▸ **Aim of the task**
Output the material beneath exactly, leaving nothing out.

▸ **Source records**
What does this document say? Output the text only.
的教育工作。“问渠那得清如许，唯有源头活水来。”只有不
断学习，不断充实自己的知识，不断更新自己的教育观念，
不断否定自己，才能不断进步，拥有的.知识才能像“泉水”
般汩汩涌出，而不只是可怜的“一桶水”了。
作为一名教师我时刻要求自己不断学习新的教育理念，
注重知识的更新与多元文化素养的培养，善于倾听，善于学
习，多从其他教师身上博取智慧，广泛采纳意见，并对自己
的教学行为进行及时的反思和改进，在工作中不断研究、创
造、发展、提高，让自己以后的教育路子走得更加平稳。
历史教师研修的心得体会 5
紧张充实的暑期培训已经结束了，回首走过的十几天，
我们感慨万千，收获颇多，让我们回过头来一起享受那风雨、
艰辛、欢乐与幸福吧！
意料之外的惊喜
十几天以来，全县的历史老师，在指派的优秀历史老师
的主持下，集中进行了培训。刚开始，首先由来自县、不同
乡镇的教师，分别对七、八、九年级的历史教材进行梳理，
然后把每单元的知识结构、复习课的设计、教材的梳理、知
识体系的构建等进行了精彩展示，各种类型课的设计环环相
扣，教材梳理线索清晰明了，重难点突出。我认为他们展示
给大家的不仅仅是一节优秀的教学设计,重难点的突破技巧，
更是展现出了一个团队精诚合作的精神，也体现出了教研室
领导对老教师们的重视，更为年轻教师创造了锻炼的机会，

▸ **Reply to the task**
What does this document say? Output the text only.
的教育工作。“问渠那得清如许，唯有源头活水来。”只有不
断学习，不断充实自己的知识，不断更新自己的教育观念，
不断否定自己，才能不断进步，拥有的.知识才能像“泉水”
般汩汩涌出，而不只是可怜的“一桶水”了。
作为一名教师我时刻要求自己不断学习新的教育理念，
注重知识的更新与多元文化素养的培养，善于倾听，善于学
习，多从其他教师身上博取智慧，广泛采纳意见，并对自己
的教学行为进行及时的反思和改进，在工作中不断研究、创
造、发展、提高，让自己以后的教育路子走得更加平稳。
历史教师研修的心得体会 5
紧张充实的暑期培训已经结束了，回首走过的十几天，
我们感慨万千，收获颇多，让我们回过头来一起享受那风雨、
艰辛、欢乐与幸福吧！
意料之外的惊喜
十几天以来，全县的历史老师，在指派的优秀历史老师
的主持下，集中进行了培训。刚开始，首先由来自县、不同
乡镇的教师，分别对七、八、九年级的历史教材进行梳理，
然后把每单元的知识结构、复习课的设计、教材的梳理、知
识体系的构建等进行了精彩展示，各种类型课的设计环环相
扣，教材梳理线索清晰明了，重难点突出。我认为他们展示
给大家的不仅仅是一节优秀的教学设计,重难点的突破技巧，
更是展现出了一个团队精诚合作的精神，也体现出了教研室
领导对老教师们的重视，更为年轻教师创造了锻炼的机会，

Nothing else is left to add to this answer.